THE TASK:
Your task is to transcribe all the entries exactly, excluding pictures.
··· SOURCE DATA
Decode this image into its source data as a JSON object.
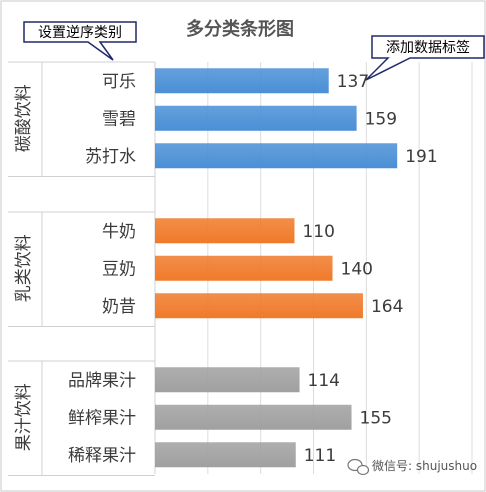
{
  "chart_data": {
    "type": "bar",
    "orientation": "horizontal",
    "title": "多分类条形图",
    "xlim": [
      0,
      250
    ],
    "grid": true,
    "groups": [
      {
        "name": "碳酸饮料",
        "color": "#4a8fd6",
        "items": [
          {
            "category": "可乐",
            "value": 137
          },
          {
            "category": "雪碧",
            "value": 159
          },
          {
            "category": "苏打水",
            "value": 191
          }
        ]
      },
      {
        "name": "乳类饮料",
        "color": "#f07a2a",
        "items": [
          {
            "category": "牛奶",
            "value": 110
          },
          {
            "category": "豆奶",
            "value": 140
          },
          {
            "category": "奶昔",
            "value": 164
          }
        ]
      },
      {
        "name": "果汁饮料",
        "color": "#a0a0a0",
        "items": [
          {
            "category": "品牌果汁",
            "value": 114
          },
          {
            "category": "鲜榨果汁",
            "value": 155
          },
          {
            "category": "稀释果汁",
            "value": 111
          }
        ]
      }
    ]
  },
  "annotations": {
    "reverse_order": "设置逆序类别",
    "data_labels": "添加数据标签"
  },
  "watermark": {
    "text": "微信号: shujushuo",
    "icon": "wechat-icon"
  }
}
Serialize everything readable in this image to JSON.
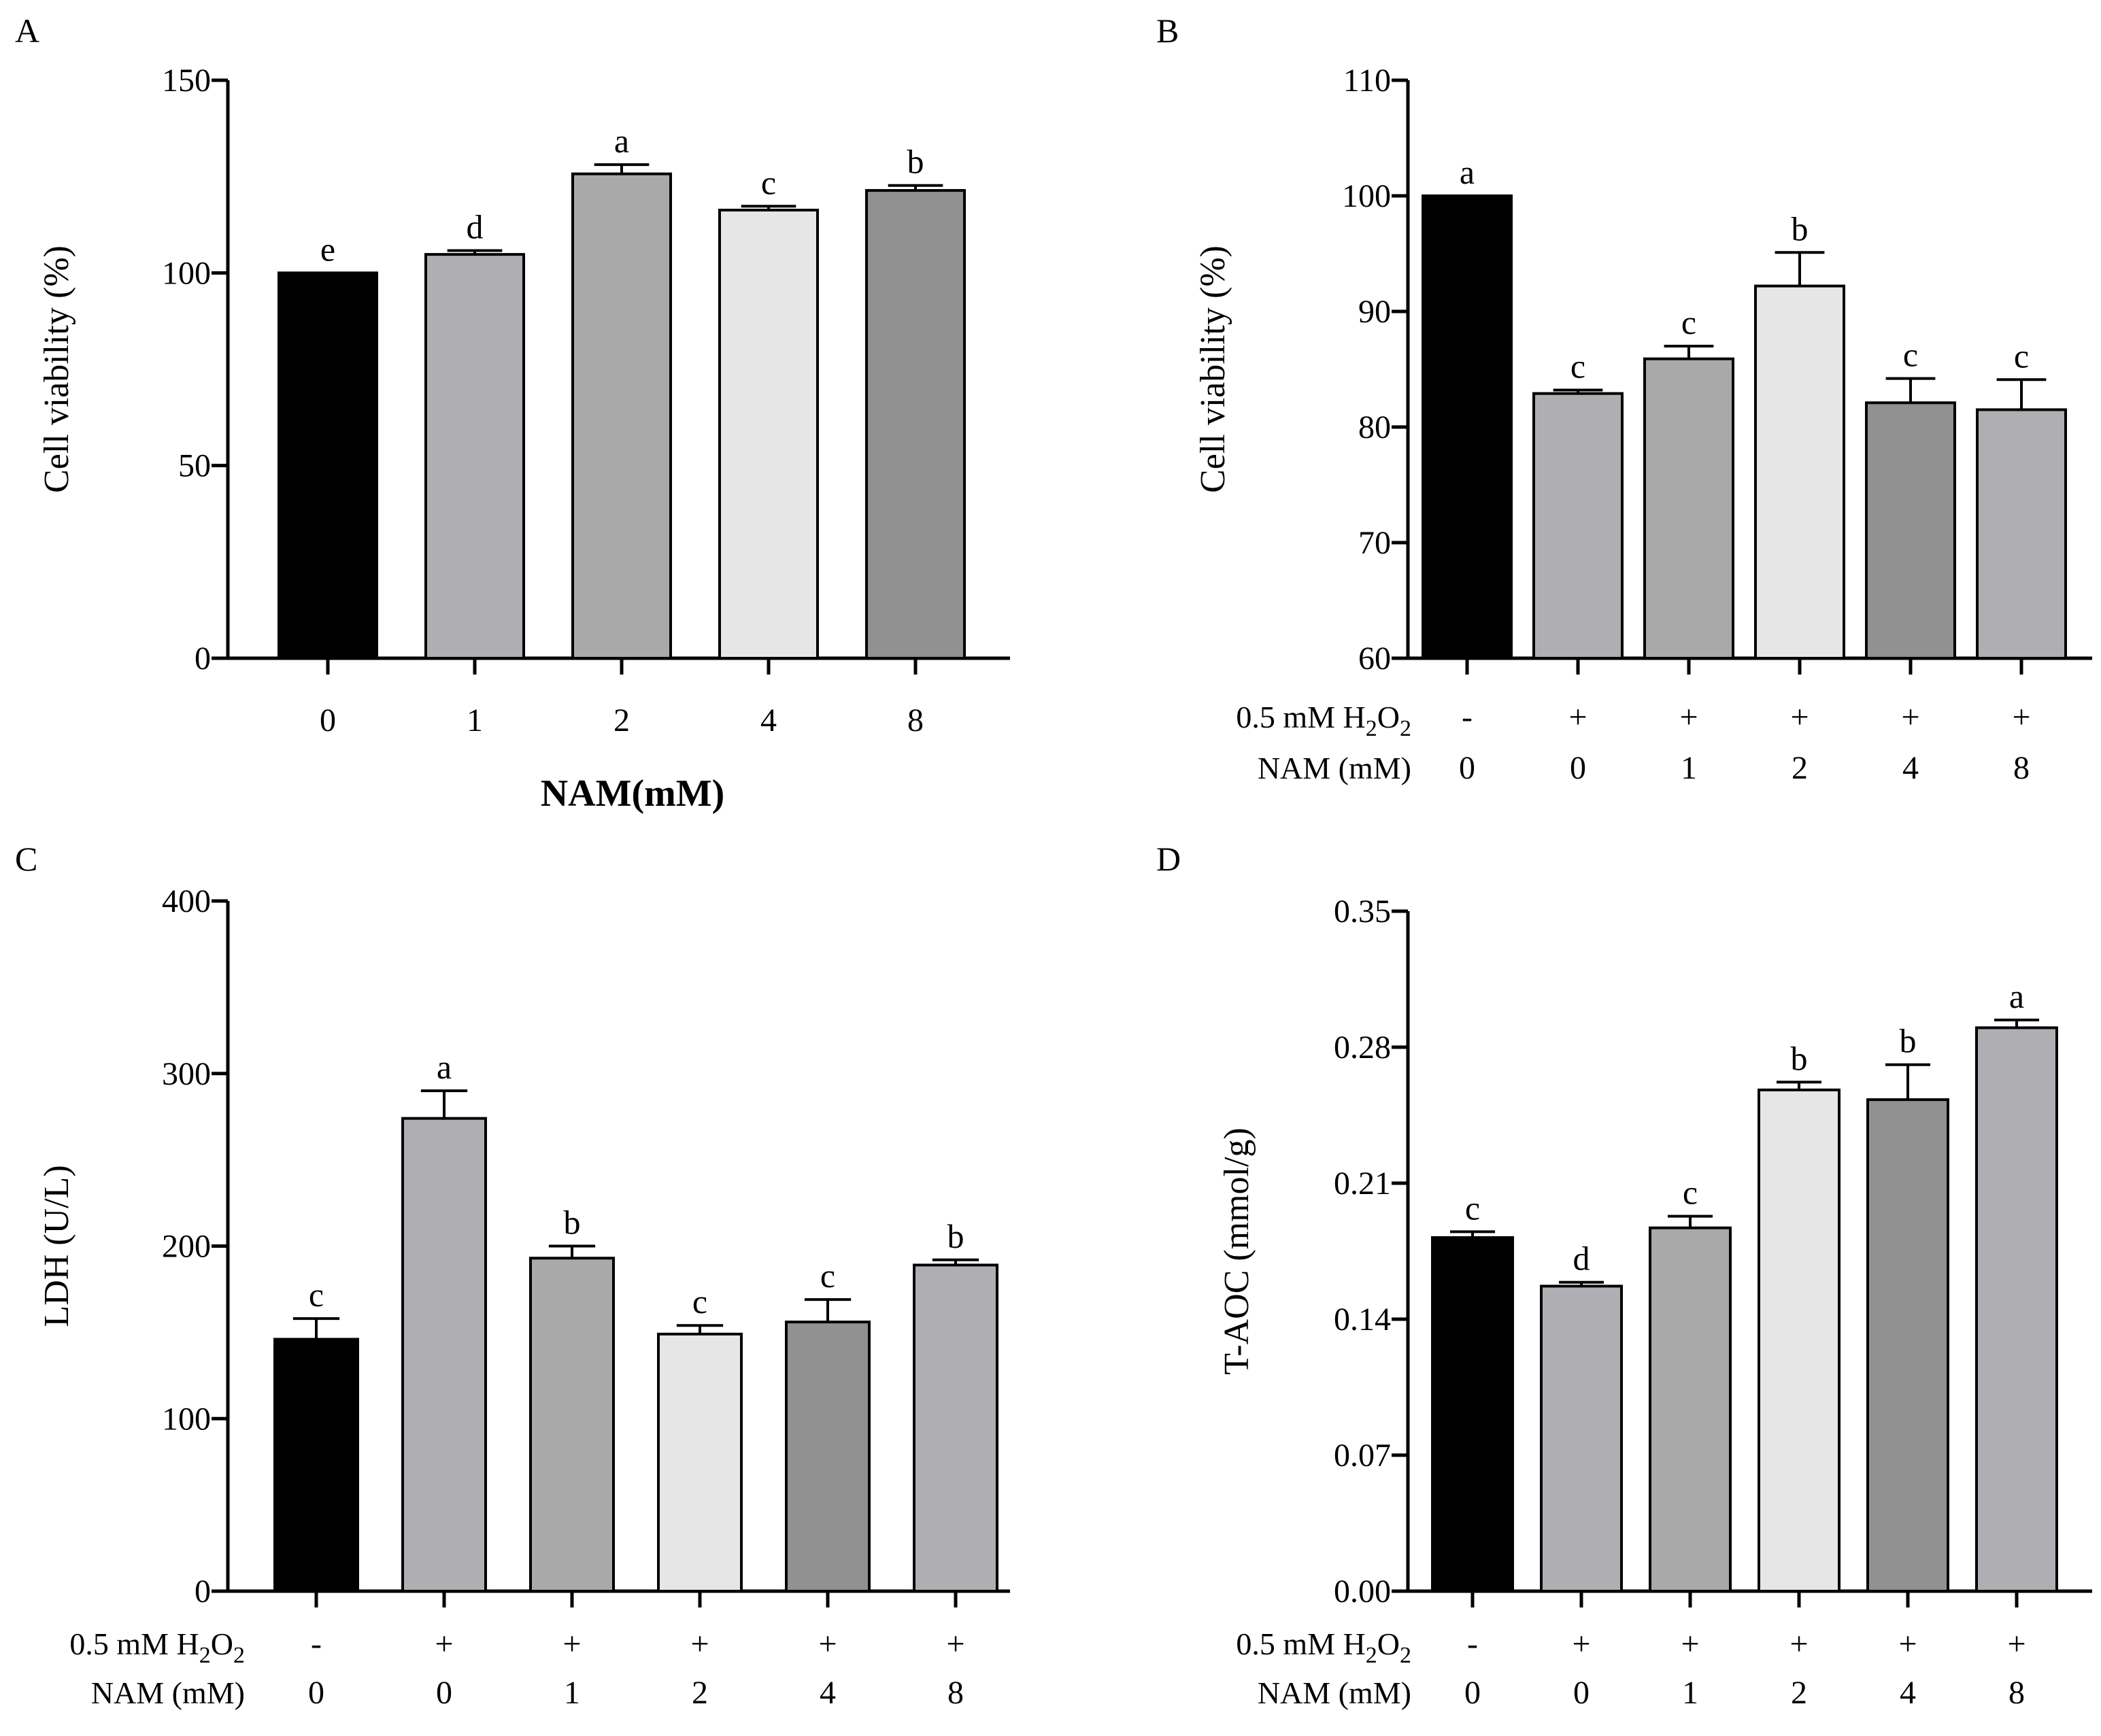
{
  "chart_data": [
    {
      "panel": "A",
      "type": "bar",
      "ylabel": "Cell viability (%)",
      "xlabel": "NAM(mM)",
      "categories": [
        "0",
        "1",
        "2",
        "4",
        "8"
      ],
      "values": [
        100,
        104.8,
        125.7,
        116.3,
        121.4
      ],
      "errors": [
        0,
        1.0,
        2.4,
        1.0,
        1.3
      ],
      "sig": [
        "e",
        "d",
        "a",
        "c",
        "b"
      ],
      "colors": [
        "#000000",
        "#aeaeb3",
        "#a9a9a9",
        "#e6e6e6",
        "#919191"
      ],
      "ylim": [
        0,
        150
      ],
      "yticks": [
        "0",
        "50",
        "100",
        "150"
      ],
      "yticks_values": [
        0,
        50,
        100,
        150
      ],
      "conditions": []
    },
    {
      "panel": "B",
      "type": "bar",
      "ylabel": "Cell viability (%)",
      "xlabel": "",
      "categories": [
        "1",
        "2",
        "3",
        "4",
        "5",
        "6"
      ],
      "values": [
        100,
        82.9,
        85.9,
        92.2,
        82.1,
        81.5
      ],
      "errors": [
        0,
        0.3,
        1.1,
        2.9,
        2.1,
        2.6
      ],
      "sig": [
        "a",
        "c",
        "c",
        "b",
        "c",
        "c"
      ],
      "colors": [
        "#000000",
        "#aeaeb3",
        "#a9a9a9",
        "#e6e6e6",
        "#919191",
        "#aeaeb3"
      ],
      "ylim": [
        60,
        110
      ],
      "yticks": [
        "60",
        "70",
        "80",
        "90",
        "100",
        "110"
      ],
      "yticks_values": [
        60,
        70,
        80,
        90,
        100,
        110
      ],
      "conditions": [
        {
          "label_main": "0.5 mM H",
          "label_sub": "2",
          "label_mid": "O",
          "label_sub2": "2",
          "values": [
            "-",
            "+",
            "+",
            "+",
            "+",
            "+"
          ]
        },
        {
          "label_main": "NAM (mM)",
          "label_sub": "",
          "label_mid": "",
          "label_sub2": "",
          "values": [
            "0",
            "0",
            "1",
            "2",
            "4",
            "8"
          ]
        }
      ]
    },
    {
      "panel": "C",
      "type": "bar",
      "ylabel": "LDH (U/L)",
      "xlabel": "",
      "categories": [
        "1",
        "2",
        "3",
        "4",
        "5",
        "6"
      ],
      "values": [
        146,
        274,
        193,
        149,
        156,
        189
      ],
      "errors": [
        12,
        16,
        7,
        5,
        13,
        3
      ],
      "sig": [
        "c",
        "a",
        "b",
        "c",
        "c",
        "b"
      ],
      "colors": [
        "#000000",
        "#aeaeb3",
        "#a9a9a9",
        "#e6e6e6",
        "#919191",
        "#aeaeb3"
      ],
      "ylim": [
        0,
        400
      ],
      "yticks": [
        "0",
        "100",
        "200",
        "300",
        "400"
      ],
      "yticks_values": [
        0,
        100,
        200,
        300,
        400
      ],
      "conditions": [
        {
          "label_main": "0.5 mM H",
          "label_sub": "2",
          "label_mid": "O",
          "label_sub2": "2",
          "values": [
            "-",
            "+",
            "+",
            "+",
            "+",
            "+"
          ]
        },
        {
          "label_main": "NAM (mM)",
          "label_sub": "",
          "label_mid": "",
          "label_sub2": "",
          "values": [
            "0",
            "0",
            "1",
            "2",
            "4",
            "8"
          ]
        }
      ]
    },
    {
      "panel": "D",
      "type": "bar",
      "ylabel": "T-AOC (mmol/g)",
      "xlabel": "",
      "categories": [
        "1",
        "2",
        "3",
        "4",
        "5",
        "6"
      ],
      "values": [
        0.182,
        0.157,
        0.187,
        0.258,
        0.253,
        0.29
      ],
      "errors": [
        0.003,
        0.002,
        0.006,
        0.004,
        0.018,
        0.004
      ],
      "sig": [
        "c",
        "d",
        "c",
        "b",
        "b",
        "a"
      ],
      "colors": [
        "#000000",
        "#aeaeb3",
        "#a9a9a9",
        "#e6e6e6",
        "#919191",
        "#aeaeb3"
      ],
      "ylim": [
        0,
        0.35
      ],
      "yticks": [
        "0.00",
        "0.07",
        "0.14",
        "0.21",
        "0.28",
        "0.35"
      ],
      "yticks_values": [
        0,
        0.07,
        0.14,
        0.21,
        0.28,
        0.35
      ],
      "conditions": [
        {
          "label_main": "0.5 mM H",
          "label_sub": "2",
          "label_mid": "O",
          "label_sub2": "2",
          "values": [
            "-",
            "+",
            "+",
            "+",
            "+",
            "+"
          ]
        },
        {
          "label_main": "NAM (mM)",
          "label_sub": "",
          "label_mid": "",
          "label_sub2": "",
          "values": [
            "0",
            "0",
            "1",
            "2",
            "4",
            "8"
          ]
        }
      ]
    }
  ]
}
······
COMPLETE ANSWER:
Decode this image into its source data as a JSON object.
{
  "chart_data": {
    "type": "bar",
    "orientation": "horizontal",
    "title": "多分类条形图",
    "xlim": [
      0,
      250
    ],
    "grid": true,
    "groups": [
      {
        "name": "碳酸饮料",
        "color": "#4a8fd6",
        "items": [
          {
            "category": "可乐",
            "value": 137
          },
          {
            "category": "雪碧",
            "value": 159
          },
          {
            "category": "苏打水",
            "value": 191
          }
        ]
      },
      {
        "name": "乳类饮料",
        "color": "#f07a2a",
        "items": [
          {
            "category": "牛奶",
            "value": 110
          },
          {
            "category": "豆奶",
            "value": 140
          },
          {
            "category": "奶昔",
            "value": 164
          }
        ]
      },
      {
        "name": "果汁饮料",
        "color": "#a0a0a0",
        "items": [
          {
            "category": "品牌果汁",
            "value": 114
          },
          {
            "category": "鲜榨果汁",
            "value": 155
          },
          {
            "category": "稀释果汁",
            "value": 111
          }
        ]
      }
    ]
  },
  "annotations": {
    "reverse_order": "设置逆序类别",
    "data_labels": "添加数据标签"
  },
  "watermark": {
    "text": "微信号: shujushuo",
    "icon": "wechat-icon"
  }
}
Serialize everything readable in this image to JSON.
{
  "chart_data": [
    {
      "panel": "A",
      "type": "bar",
      "ylabel": "Cell viability (%)",
      "xlabel": "NAM(mM)",
      "categories": [
        "0",
        "1",
        "2",
        "4",
        "8"
      ],
      "values": [
        100,
        104.8,
        125.7,
        116.3,
        121.4
      ],
      "errors": [
        0,
        1.0,
        2.4,
        1.0,
        1.3
      ],
      "sig": [
        "e",
        "d",
        "a",
        "c",
        "b"
      ],
      "colors": [
        "#000000",
        "#aeaeb3",
        "#a9a9a9",
        "#e6e6e6",
        "#919191"
      ],
      "ylim": [
        0,
        150
      ],
      "yticks": [
        "0",
        "50",
        "100",
        "150"
      ],
      "yticks_values": [
        0,
        50,
        100,
        150
      ],
      "conditions": []
    },
    {
      "panel": "B",
      "type": "bar",
      "ylabel": "Cell viability (%)",
      "xlabel": "",
      "categories": [
        "1",
        "2",
        "3",
        "4",
        "5",
        "6"
      ],
      "values": [
        100,
        82.9,
        85.9,
        92.2,
        82.1,
        81.5
      ],
      "errors": [
        0,
        0.3,
        1.1,
        2.9,
        2.1,
        2.6
      ],
      "sig": [
        "a",
        "c",
        "c",
        "b",
        "c",
        "c"
      ],
      "colors": [
        "#000000",
        "#aeaeb3",
        "#a9a9a9",
        "#e6e6e6",
        "#919191",
        "#aeaeb3"
      ],
      "ylim": [
        60,
        110
      ],
      "yticks": [
        "60",
        "70",
        "80",
        "90",
        "100",
        "110"
      ],
      "yticks_values": [
        60,
        70,
        80,
        90,
        100,
        110
      ],
      "conditions": [
        {
          "label_main": "0.5 mM H",
          "label_sub": "2",
          "label_mid": "O",
          "label_sub2": "2",
          "values": [
            "-",
            "+",
            "+",
            "+",
            "+",
            "+"
          ]
        },
        {
          "label_main": "NAM (mM)",
          "label_sub": "",
          "label_mid": "",
          "label_sub2": "",
          "values": [
            "0",
            "0",
            "1",
            "2",
            "4",
            "8"
          ]
        }
      ]
    },
    {
      "panel": "C",
      "type": "bar",
      "ylabel": "LDH (U/L)",
      "xlabel": "",
      "categories": [
        "1",
        "2",
        "3",
        "4",
        "5",
        "6"
      ],
      "values": [
        146,
        274,
        193,
        149,
        156,
        189
      ],
      "errors": [
        12,
        16,
        7,
        5,
        13,
        3
      ],
      "sig": [
        "c",
        "a",
        "b",
        "c",
        "c",
        "b"
      ],
      "colors": [
        "#000000",
        "#aeaeb3",
        "#a9a9a9",
        "#e6e6e6",
        "#919191",
        "#aeaeb3"
      ],
      "ylim": [
        0,
        400
      ],
      "yticks": [
        "0",
        "100",
        "200",
        "300",
        "400"
      ],
      "yticks_values": [
        0,
        100,
        200,
        300,
        400
      ],
      "conditions": [
        {
          "label_main": "0.5 mM H",
          "label_sub": "2",
          "label_mid": "O",
          "label_sub2": "2",
          "values": [
            "-",
            "+",
            "+",
            "+",
            "+",
            "+"
          ]
        },
        {
          "label_main": "NAM (mM)",
          "label_sub": "",
          "label_mid": "",
          "label_sub2": "",
          "values": [
            "0",
            "0",
            "1",
            "2",
            "4",
            "8"
          ]
        }
      ]
    },
    {
      "panel": "D",
      "type": "bar",
      "ylabel": "T-AOC (mmol/g)",
      "xlabel": "",
      "categories": [
        "1",
        "2",
        "3",
        "4",
        "5",
        "6"
      ],
      "values": [
        0.182,
        0.157,
        0.187,
        0.258,
        0.253,
        0.29
      ],
      "errors": [
        0.003,
        0.002,
        0.006,
        0.004,
        0.018,
        0.004
      ],
      "sig": [
        "c",
        "d",
        "c",
        "b",
        "b",
        "a"
      ],
      "colors": [
        "#000000",
        "#aeaeb3",
        "#a9a9a9",
        "#e6e6e6",
        "#919191",
        "#aeaeb3"
      ],
      "ylim": [
        0,
        0.35
      ],
      "yticks": [
        "0.00",
        "0.07",
        "0.14",
        "0.21",
        "0.28",
        "0.35"
      ],
      "yticks_values": [
        0,
        0.07,
        0.14,
        0.21,
        0.28,
        0.35
      ],
      "conditions": [
        {
          "label_main": "0.5 mM H",
          "label_sub": "2",
          "label_mid": "O",
          "label_sub2": "2",
          "values": [
            "-",
            "+",
            "+",
            "+",
            "+",
            "+"
          ]
        },
        {
          "label_main": "NAM (mM)",
          "label_sub": "",
          "label_mid": "",
          "label_sub2": "",
          "values": [
            "0",
            "0",
            "1",
            "2",
            "4",
            "8"
          ]
        }
      ]
    }
  ]
}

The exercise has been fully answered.